> [Supplied information]
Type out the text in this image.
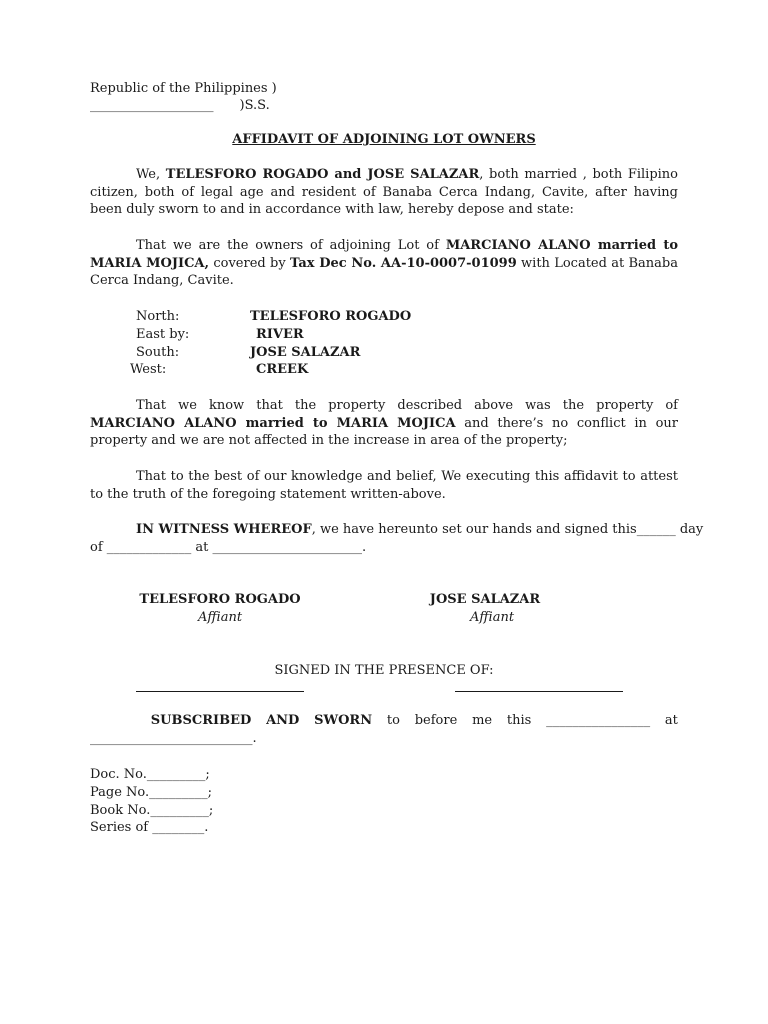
Republic of the Philippines )
___________________ )S.S.
AFFIDAVIT OF ADJOINING LOT OWNERS
We, TELESFORO ROGADO and JOSE SALAZAR, both married , both Filipino citizen, both of legal age and resident of Banaba Cerca Indang, Cavite, after having been duly sworn to and in accordance with law, hereby depose and state:
That we are the owners of adjoining Lot of MARCIANO ALANO married to MARIA MOJICA, covered by Tax Dec No. AA-10-0007-01099 with Located at Banaba Cerca Indang, Cavite.
North:	TELESFORO ROGADO
East by:	RIVER
South:	JOSE SALAZAR
West:	CREEK
That we know that the property described above was the property of MARCIANO ALANO married to MARIA MOJICA and there’s no conflict in our property and we are not affected in the increase in area of the property;
That to the best of our knowledge and belief, We executing this affidavit to attest to the truth of the foregoing statement written-above.
IN WITNESS WHEREOF, we have hereunto set our hands and signed this______ day
of _____________ at _______________________.
TELESFORO ROGADO
Affiant
JOSE SALAZAR
Affiant
SIGNED IN THE PRESENCE OF:
SUBSCRIBED AND SWORN to before me this ________________ at
_________________________.
Doc. No._________;
Page No._________;
Book No._________;
Series of ________.
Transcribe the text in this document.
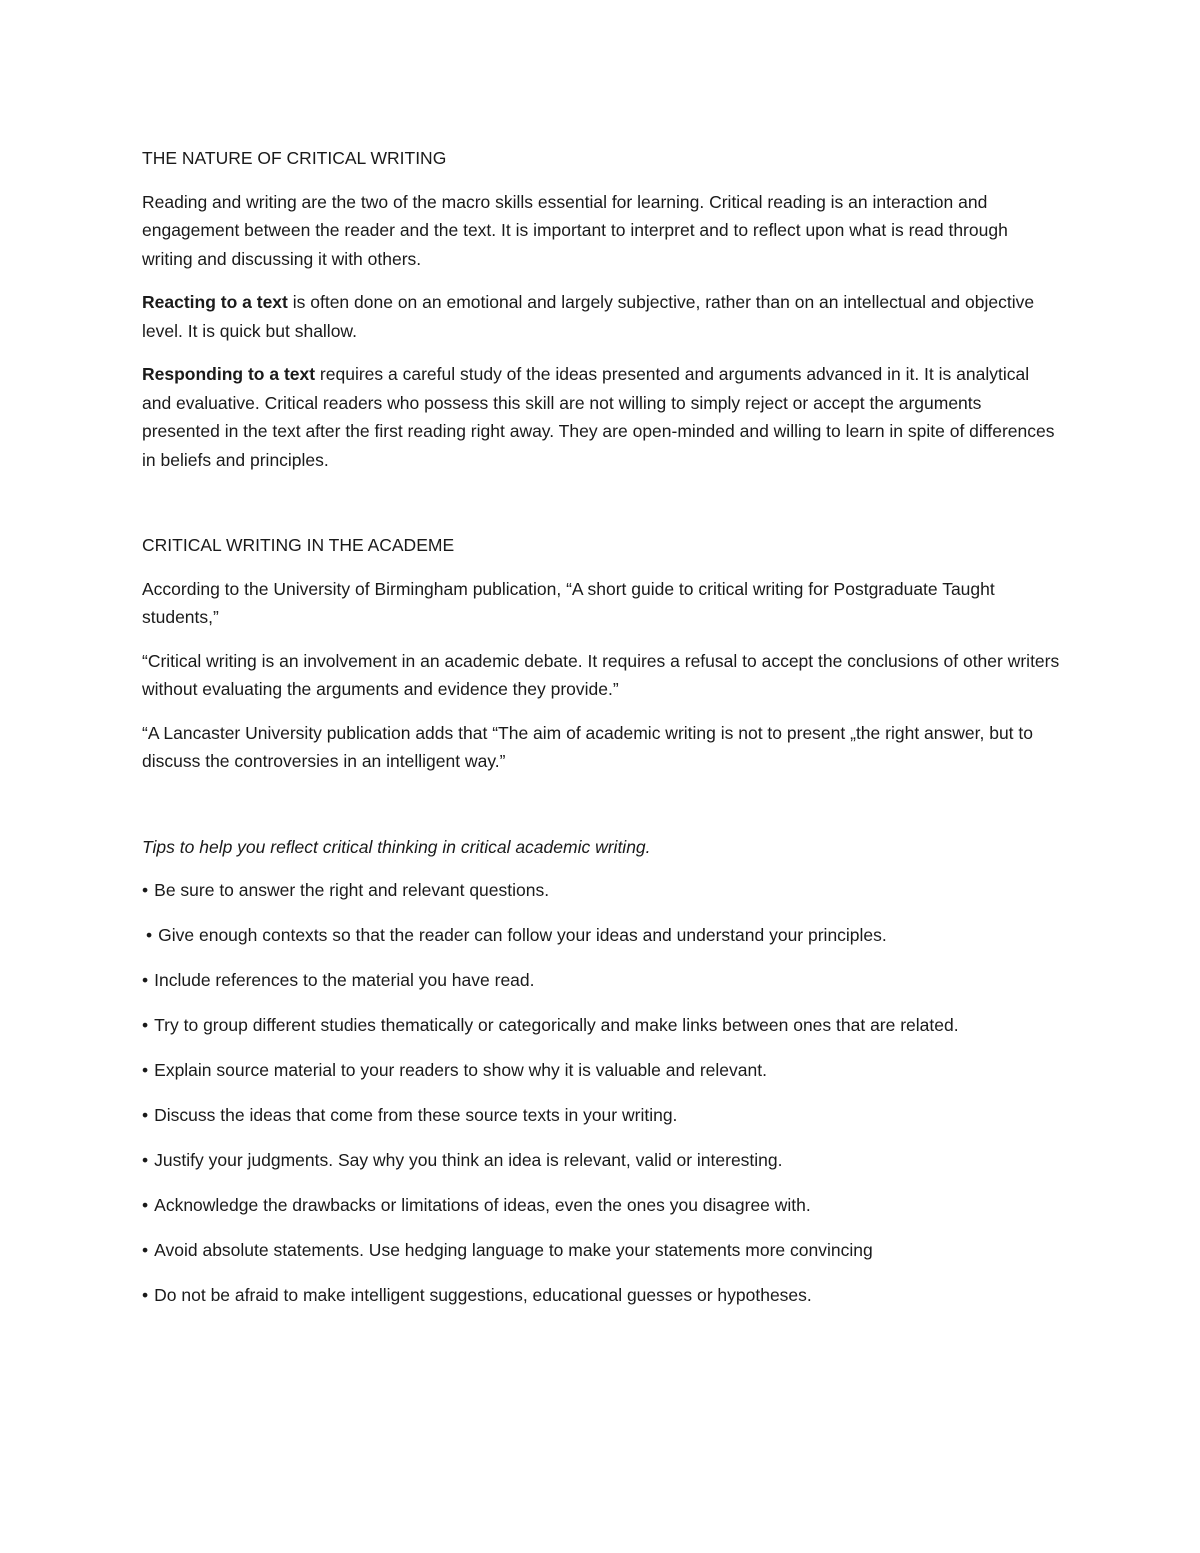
THE NATURE OF CRITICAL WRITING

Reading and writing are the two of the macro skills essential for learning. Critical reading is an interaction and engagement between the reader and the text. It is important to interpret and to reflect upon what is read through writing and discussing it with others.

Reacting to a text is often done on an emotional and largely subjective, rather than on an intellectual and objective level. It is quick but shallow.

Responding to a text requires a careful study of the ideas presented and arguments advanced in it. It is analytical and evaluative. Critical readers who possess this skill are not willing to simply reject or accept the arguments presented in the text after the first reading right away. They are open-minded and willing to learn in spite of differences in beliefs and principles.

CRITICAL WRITING IN THE ACADEME

According to the University of Birmingham publication, “A short guide to critical writing for Postgraduate Taught students,”

“Critical writing is an involvement in an academic debate. It requires a refusal to accept the conclusions of other writers without evaluating the arguments and evidence they provide.”

“A Lancaster University publication adds that “The aim of academic writing is not to present „the right answer, but to discuss the controversies in an intelligent way.”

Tips to help you reflect critical thinking in critical academic writing.

• Be sure to answer the right and relevant questions.
• Give enough contexts so that the reader can follow your ideas and understand your principles.
• Include references to the material you have read.
• Try to group different studies thematically or categorically and make links between ones that are related.
• Explain source material to your readers to show why it is valuable and relevant.
• Discuss the ideas that come from these source texts in your writing.
• Justify your judgments. Say why you think an idea is relevant, valid or interesting.
• Acknowledge the drawbacks or limitations of ideas, even the ones you disagree with.
• Avoid absolute statements. Use hedging language to make your statements more convincing
• Do not be afraid to make intelligent suggestions, educational guesses or hypotheses.
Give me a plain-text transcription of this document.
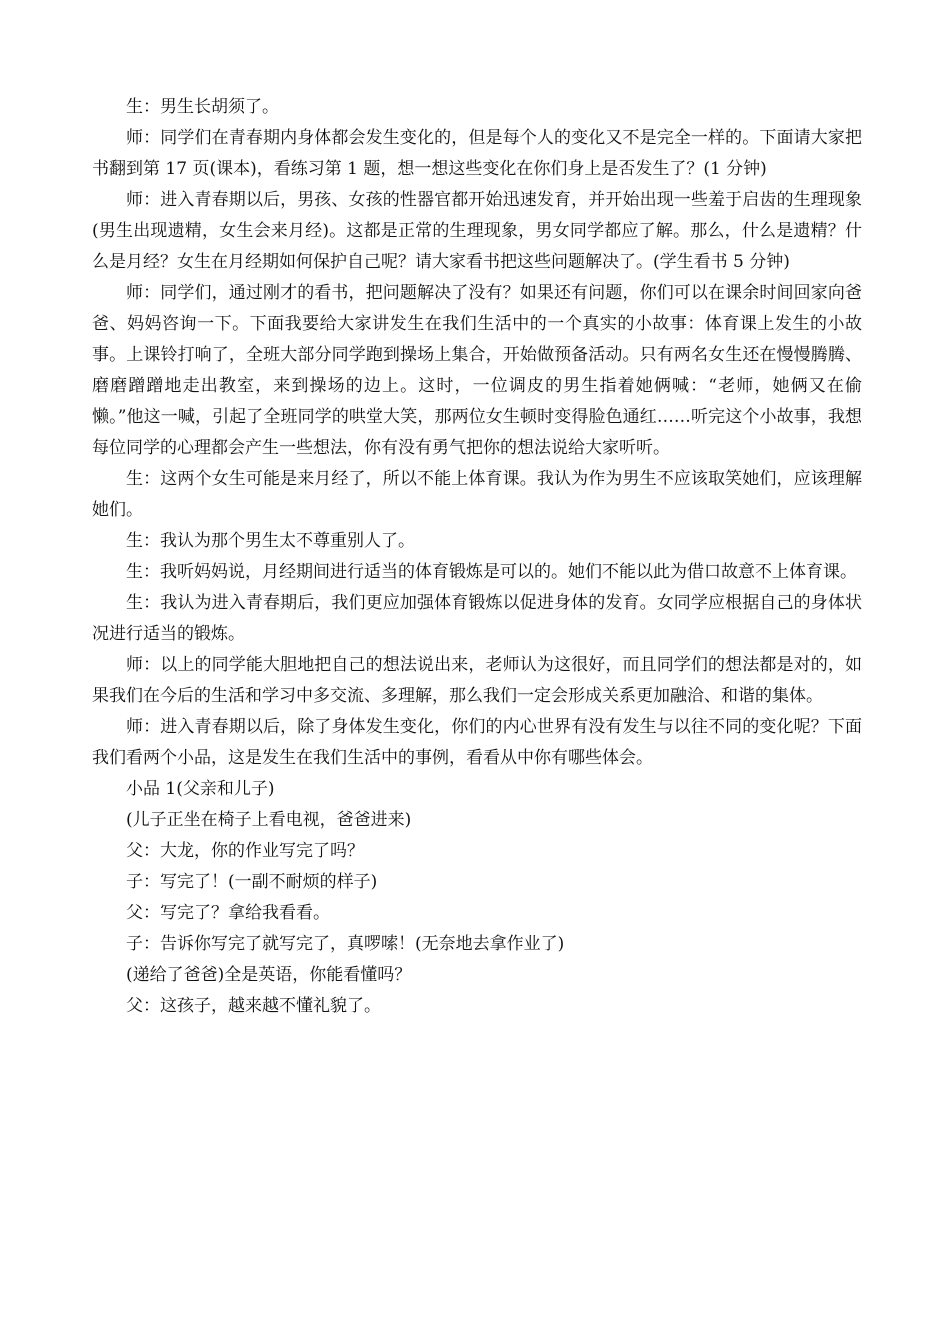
生：男生长胡须了。

师：同学们在青春期内身体都会发生变化的，但是每个人的变化又不是完全一样的。下面请大家把书翻到第 17 页(课本)，看练习第 1 题，想一想这些变化在你们身上是否发生了？(1 分钟)

师：进入青春期以后，男孩、女孩的性器官都开始迅速发育，并开始出现一些羞于启齿的生理现象(男生出现遗精，女生会来月经)。这都是正常的生理现象，男女同学都应了解。那么，什么是遗精？什么是月经？女生在月经期如何保护自己呢？请大家看书把这些问题解决了。(学生看书 5 分钟)

师：同学们，通过刚才的看书，把问题解决了没有？如果还有问题，你们可以在课余时间回家向爸爸、妈妈咨询一下。下面我要给大家讲发生在我们生活中的一个真实的小故事：体育课上发生的小故事。上课铃打响了，全班大部分同学跑到操场上集合，开始做预备活动。只有两名女生还在慢慢腾腾、磨磨蹭蹭地走出教室，来到操场的边上。这时，一位调皮的男生指着她俩喊：“老师，她俩又在偷懒。”他这一喊，引起了全班同学的哄堂大笑，那两位女生顿时变得脸色通红……听完这个小故事，我想每位同学的心理都会产生一些想法，你有没有勇气把你的想法说给大家听听。

生：这两个女生可能是来月经了，所以不能上体育课。我认为作为男生不应该取笑她们，应该理解她们。

生：我认为那个男生太不尊重别人了。

生：我听妈妈说，月经期间进行适当的体育锻炼是可以的。她们不能以此为借口故意不上体育课。

生：我认为进入青春期后，我们更应加强体育锻炼以促进身体的发育。女同学应根据自己的身体状况进行适当的锻炼。

师：以上的同学能大胆地把自己的想法说出来，老师认为这很好，而且同学们的想法都是对的，如果我们在今后的生活和学习中多交流、多理解，那么我们一定会形成关系更加融洽、和谐的集体。

师：进入青春期以后，除了身体发生变化，你们的内心世界有没有发生与以往不同的变化呢？下面我们看两个小品，这是发生在我们生活中的事例，看看从中你有哪些体会。

小品 1(父亲和儿子)

(儿子正坐在椅子上看电视，爸爸进来)

父：大龙，你的作业写完了吗？

子：写完了！(一副不耐烦的样子)

父：写完了？拿给我看看。

子：告诉你写完了就写完了，真啰嗦！(无奈地去拿作业了)

(递给了爸爸)全是英语，你能看懂吗？

父：这孩子，越来越不懂礼貌了。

> [Stated problem] Every record above should be written out again without change, except that the pictures are left out.

> [Exercise result]
Type out the text in this image.
Republic of the Philippines )
___________________ )S.S.
AFFIDAVIT OF ADJOINING LOT OWNERS
We, TELESFORO ROGADO and JOSE SALAZAR, both married , both Filipino citizen, both of legal age and resident of Banaba Cerca Indang, Cavite, after having been duly sworn to and in accordance with law, hereby depose and state:
That we are the owners of adjoining Lot of MARCIANO ALANO married to MARIA MOJICA, covered by Tax Dec No. AA-10-0007-01099 with Located at Banaba Cerca Indang, Cavite.
North:	TELESFORO ROGADO
East by:	RIVER
South:	JOSE SALAZAR
West:	CREEK
That we know that the property described above was the property of MARCIANO ALANO married to MARIA MOJICA and there’s no conflict in our property and we are not affected in the increase in area of the property;
That to the best of our knowledge and belief, We executing this affidavit to attest to the truth of the foregoing statement written-above.
IN WITNESS WHEREOF, we have hereunto set our hands and signed this______ day
of _____________ at _______________________.
TELESFORO ROGADO
Affiant
JOSE SALAZAR
Affiant
SIGNED IN THE PRESENCE OF:
SUBSCRIBED AND SWORN to before me this ________________ at
_________________________.
Doc. No._________;
Page No._________;
Book No._________;
Series of ________.
Transcribe the text in this document.
THE NATURE OF CRITICAL WRITING

Reading and writing are the two of the macro skills essential for learning. Critical reading is an interaction and engagement between the reader and the text. It is important to interpret and to reflect upon what is read through writing and discussing it with others.

Reacting to a text is often done on an emotional and largely subjective, rather than on an intellectual and objective level. It is quick but shallow.

Responding to a text requires a careful study of the ideas presented and arguments advanced in it. It is analytical and evaluative. Critical readers who possess this skill are not willing to simply reject or accept the arguments presented in the text after the first reading right away. They are open-minded and willing to learn in spite of differences in beliefs and principles.

CRITICAL WRITING IN THE ACADEME

According to the University of Birmingham publication, “A short guide to critical writing for Postgraduate Taught students,”

“Critical writing is an involvement in an academic debate. It requires a refusal to accept the conclusions of other writers without evaluating the arguments and evidence they provide.”

“A Lancaster University publication adds that “The aim of academic writing is not to present „the right answer, but to discuss the controversies in an intelligent way.”

Tips to help you reflect critical thinking in critical academic writing.

• Be sure to answer the right and relevant questions.
• Give enough contexts so that the reader can follow your ideas and understand your principles.
• Include references to the material you have read.
• Try to group different studies thematically or categorically and make links between ones that are related.
• Explain source material to your readers to show why it is valuable and relevant.
• Discuss the ideas that come from these source texts in your writing.
• Justify your judgments. Say why you think an idea is relevant, valid or interesting.
• Acknowledge the drawbacks or limitations of ideas, even the ones you disagree with.
• Avoid absolute statements. Use hedging language to make your statements more convincing
• Do not be afraid to make intelligent suggestions, educational guesses or hypotheses.
Give me a plain-text transcription of this document.
生：男生长胡须了。

师：同学们在青春期内身体都会发生变化的，但是每个人的变化又不是完全一样的。下面请大家把书翻到第 17 页(课本)，看练习第 1 题，想一想这些变化在你们身上是否发生了？(1 分钟)

师：进入青春期以后，男孩、女孩的性器官都开始迅速发育，并开始出现一些羞于启齿的生理现象(男生出现遗精，女生会来月经)。这都是正常的生理现象，男女同学都应了解。那么，什么是遗精？什么是月经？女生在月经期如何保护自己呢？请大家看书把这些问题解决了。(学生看书 5 分钟)

师：同学们，通过刚才的看书，把问题解决了没有？如果还有问题，你们可以在课余时间回家向爸爸、妈妈咨询一下。下面我要给大家讲发生在我们生活中的一个真实的小故事：体育课上发生的小故事。上课铃打响了，全班大部分同学跑到操场上集合，开始做预备活动。只有两名女生还在慢慢腾腾、磨磨蹭蹭地走出教室，来到操场的边上。这时，一位调皮的男生指着她俩喊：“老师，她俩又在偷懒。”他这一喊，引起了全班同学的哄堂大笑，那两位女生顿时变得脸色通红……听完这个小故事，我想每位同学的心理都会产生一些想法，你有没有勇气把你的想法说给大家听听。

生：这两个女生可能是来月经了，所以不能上体育课。我认为作为男生不应该取笑她们，应该理解她们。

生：我认为那个男生太不尊重别人了。

生：我听妈妈说，月经期间进行适当的体育锻炼是可以的。她们不能以此为借口故意不上体育课。

生：我认为进入青春期后，我们更应加强体育锻炼以促进身体的发育。女同学应根据自己的身体状况进行适当的锻炼。

师：以上的同学能大胆地把自己的想法说出来，老师认为这很好，而且同学们的想法都是对的，如果我们在今后的生活和学习中多交流、多理解，那么我们一定会形成关系更加融洽、和谐的集体。

师：进入青春期以后，除了身体发生变化，你们的内心世界有没有发生与以往不同的变化呢？下面我们看两个小品，这是发生在我们生活中的事例，看看从中你有哪些体会。

小品 1(父亲和儿子)

(儿子正坐在椅子上看电视，爸爸进来)

父：大龙，你的作业写完了吗？

子：写完了！(一副不耐烦的样子)

父：写完了？拿给我看看。

子：告诉你写完了就写完了，真啰嗦！(无奈地去拿作业了)

(递给了爸爸)全是英语，你能看懂吗？

父：这孩子，越来越不懂礼貌了。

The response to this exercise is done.